List each line of the data that holds the string "What".

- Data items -

(begin)

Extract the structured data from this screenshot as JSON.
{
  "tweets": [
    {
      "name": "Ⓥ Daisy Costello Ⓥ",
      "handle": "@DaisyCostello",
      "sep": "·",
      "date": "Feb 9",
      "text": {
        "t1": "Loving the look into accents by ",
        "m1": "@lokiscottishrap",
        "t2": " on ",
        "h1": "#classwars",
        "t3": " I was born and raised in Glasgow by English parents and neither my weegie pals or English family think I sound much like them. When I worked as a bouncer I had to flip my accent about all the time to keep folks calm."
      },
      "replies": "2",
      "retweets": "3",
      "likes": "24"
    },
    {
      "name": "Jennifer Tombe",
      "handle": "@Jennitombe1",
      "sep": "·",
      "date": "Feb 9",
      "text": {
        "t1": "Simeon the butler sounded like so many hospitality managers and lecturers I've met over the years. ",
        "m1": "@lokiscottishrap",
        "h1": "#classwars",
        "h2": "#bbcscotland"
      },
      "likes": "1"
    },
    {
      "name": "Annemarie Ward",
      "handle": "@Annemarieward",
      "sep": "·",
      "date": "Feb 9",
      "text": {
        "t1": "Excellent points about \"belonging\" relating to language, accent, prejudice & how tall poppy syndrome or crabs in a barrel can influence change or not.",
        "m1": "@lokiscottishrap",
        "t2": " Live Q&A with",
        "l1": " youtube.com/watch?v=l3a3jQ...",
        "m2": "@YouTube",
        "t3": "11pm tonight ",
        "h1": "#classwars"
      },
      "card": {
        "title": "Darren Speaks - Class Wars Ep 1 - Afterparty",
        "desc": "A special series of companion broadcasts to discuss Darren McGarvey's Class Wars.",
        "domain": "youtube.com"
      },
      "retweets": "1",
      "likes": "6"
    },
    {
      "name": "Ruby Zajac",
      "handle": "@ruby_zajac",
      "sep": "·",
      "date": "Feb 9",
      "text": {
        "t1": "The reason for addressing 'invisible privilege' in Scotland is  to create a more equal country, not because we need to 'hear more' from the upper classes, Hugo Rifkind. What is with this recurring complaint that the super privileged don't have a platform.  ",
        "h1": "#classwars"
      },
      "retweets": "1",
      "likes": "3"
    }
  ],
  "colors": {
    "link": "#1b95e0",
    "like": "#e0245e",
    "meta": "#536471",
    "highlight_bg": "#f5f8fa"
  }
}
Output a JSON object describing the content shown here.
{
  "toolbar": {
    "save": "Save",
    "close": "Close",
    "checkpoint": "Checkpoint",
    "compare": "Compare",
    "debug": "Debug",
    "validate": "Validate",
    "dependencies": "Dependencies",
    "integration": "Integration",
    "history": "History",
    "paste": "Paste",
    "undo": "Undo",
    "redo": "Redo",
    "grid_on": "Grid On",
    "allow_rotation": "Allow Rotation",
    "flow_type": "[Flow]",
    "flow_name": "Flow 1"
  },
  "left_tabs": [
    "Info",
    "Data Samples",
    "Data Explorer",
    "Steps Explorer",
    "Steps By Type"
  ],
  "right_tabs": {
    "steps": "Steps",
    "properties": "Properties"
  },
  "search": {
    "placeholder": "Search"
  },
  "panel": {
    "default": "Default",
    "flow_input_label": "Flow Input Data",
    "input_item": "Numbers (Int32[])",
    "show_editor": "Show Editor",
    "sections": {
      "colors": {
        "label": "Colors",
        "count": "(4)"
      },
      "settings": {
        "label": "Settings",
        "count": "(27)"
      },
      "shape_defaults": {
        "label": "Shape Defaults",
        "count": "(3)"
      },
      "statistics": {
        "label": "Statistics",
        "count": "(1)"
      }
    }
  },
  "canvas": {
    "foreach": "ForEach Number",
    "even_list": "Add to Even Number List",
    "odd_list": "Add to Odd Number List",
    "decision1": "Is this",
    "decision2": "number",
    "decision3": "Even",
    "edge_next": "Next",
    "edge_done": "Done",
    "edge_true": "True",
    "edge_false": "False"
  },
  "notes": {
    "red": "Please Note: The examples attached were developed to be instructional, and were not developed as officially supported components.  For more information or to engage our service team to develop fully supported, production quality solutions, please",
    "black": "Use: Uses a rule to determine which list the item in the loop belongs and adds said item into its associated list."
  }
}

(end)
(begin)

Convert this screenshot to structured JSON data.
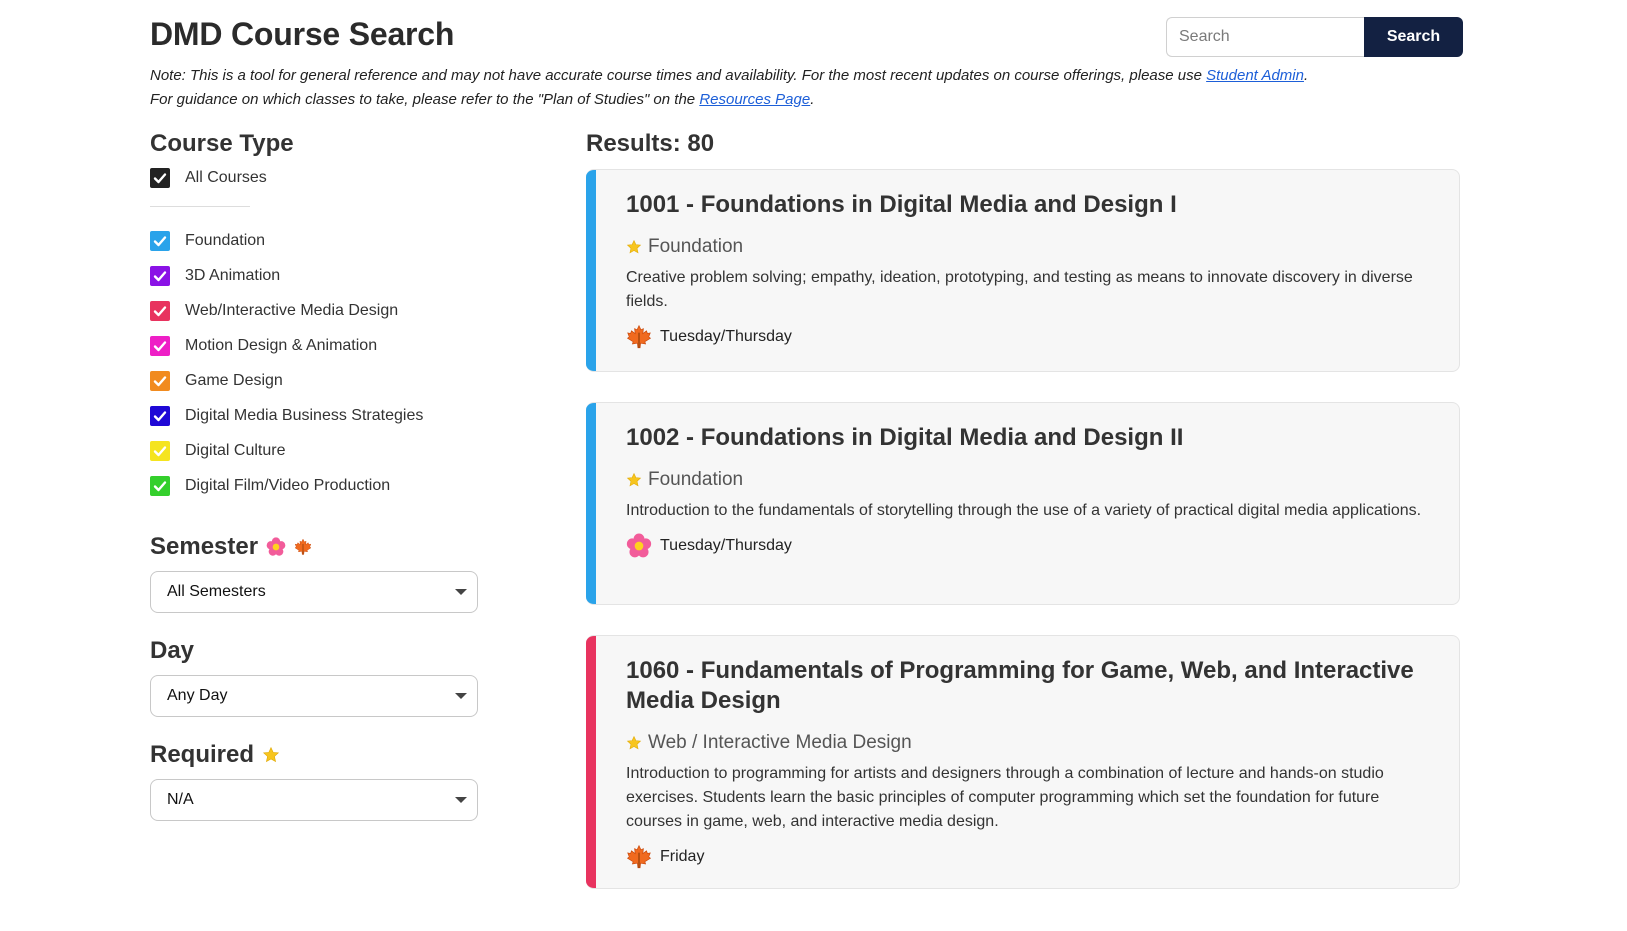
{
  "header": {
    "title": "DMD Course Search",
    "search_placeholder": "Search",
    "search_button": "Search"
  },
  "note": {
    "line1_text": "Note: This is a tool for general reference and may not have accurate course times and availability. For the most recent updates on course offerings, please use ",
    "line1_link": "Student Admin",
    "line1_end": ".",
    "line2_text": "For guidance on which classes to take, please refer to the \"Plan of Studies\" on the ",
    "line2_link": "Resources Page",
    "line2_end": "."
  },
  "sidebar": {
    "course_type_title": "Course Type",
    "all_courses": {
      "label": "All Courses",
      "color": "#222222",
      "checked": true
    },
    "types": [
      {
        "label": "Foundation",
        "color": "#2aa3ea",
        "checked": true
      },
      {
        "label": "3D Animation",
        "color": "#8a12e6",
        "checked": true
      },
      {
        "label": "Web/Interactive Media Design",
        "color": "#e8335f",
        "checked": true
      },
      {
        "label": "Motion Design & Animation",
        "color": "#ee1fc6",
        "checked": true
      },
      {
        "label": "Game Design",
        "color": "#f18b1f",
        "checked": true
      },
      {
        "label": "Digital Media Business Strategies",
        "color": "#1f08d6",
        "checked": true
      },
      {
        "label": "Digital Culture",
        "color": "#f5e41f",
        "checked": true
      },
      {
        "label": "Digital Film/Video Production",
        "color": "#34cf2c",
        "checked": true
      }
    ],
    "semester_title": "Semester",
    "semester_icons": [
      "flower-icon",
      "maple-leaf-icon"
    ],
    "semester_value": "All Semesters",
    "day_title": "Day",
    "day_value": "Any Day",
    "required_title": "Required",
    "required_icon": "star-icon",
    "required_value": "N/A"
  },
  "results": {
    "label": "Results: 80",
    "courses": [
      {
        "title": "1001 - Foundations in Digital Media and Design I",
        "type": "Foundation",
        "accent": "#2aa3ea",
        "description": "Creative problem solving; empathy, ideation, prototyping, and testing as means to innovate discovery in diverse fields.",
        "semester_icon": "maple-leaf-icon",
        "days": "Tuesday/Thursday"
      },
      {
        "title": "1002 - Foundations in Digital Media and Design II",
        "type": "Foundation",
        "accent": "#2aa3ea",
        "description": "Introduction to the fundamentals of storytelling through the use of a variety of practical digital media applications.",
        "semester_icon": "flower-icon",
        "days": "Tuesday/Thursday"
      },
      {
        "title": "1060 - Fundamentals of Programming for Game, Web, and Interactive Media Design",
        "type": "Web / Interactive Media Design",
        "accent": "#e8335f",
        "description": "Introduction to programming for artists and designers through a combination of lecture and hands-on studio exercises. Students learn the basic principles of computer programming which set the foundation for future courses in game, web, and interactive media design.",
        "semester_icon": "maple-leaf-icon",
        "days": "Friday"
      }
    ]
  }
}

(end)
(begin)

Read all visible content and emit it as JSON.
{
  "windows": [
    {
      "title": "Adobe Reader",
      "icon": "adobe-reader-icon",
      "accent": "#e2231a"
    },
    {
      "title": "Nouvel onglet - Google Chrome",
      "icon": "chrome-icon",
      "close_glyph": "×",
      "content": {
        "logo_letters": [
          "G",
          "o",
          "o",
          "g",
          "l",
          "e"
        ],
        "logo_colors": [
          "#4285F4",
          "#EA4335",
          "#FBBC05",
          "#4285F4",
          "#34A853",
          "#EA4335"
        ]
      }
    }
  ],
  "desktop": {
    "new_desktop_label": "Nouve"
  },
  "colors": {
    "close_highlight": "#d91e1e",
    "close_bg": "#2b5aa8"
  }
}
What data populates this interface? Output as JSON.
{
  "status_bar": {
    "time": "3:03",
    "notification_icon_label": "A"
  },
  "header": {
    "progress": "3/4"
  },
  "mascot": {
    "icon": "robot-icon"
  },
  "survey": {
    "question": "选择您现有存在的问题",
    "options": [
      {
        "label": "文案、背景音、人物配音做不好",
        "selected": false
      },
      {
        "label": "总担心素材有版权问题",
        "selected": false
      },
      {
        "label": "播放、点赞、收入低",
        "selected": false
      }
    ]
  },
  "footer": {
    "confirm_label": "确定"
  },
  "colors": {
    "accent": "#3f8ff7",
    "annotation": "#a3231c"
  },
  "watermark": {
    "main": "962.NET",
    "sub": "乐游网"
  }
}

(end)

- EXERCISE OUTPUT -
        "t1": "The reason for addressing 'invisible privilege' in Scotland is  to create a more equal country, not because we need to 'hear more' from the upper classes, Hugo Rifkind. What is with this recurring complaint that the super privileged don't have a platform.  ",
What data populates this interface? Output as JSON.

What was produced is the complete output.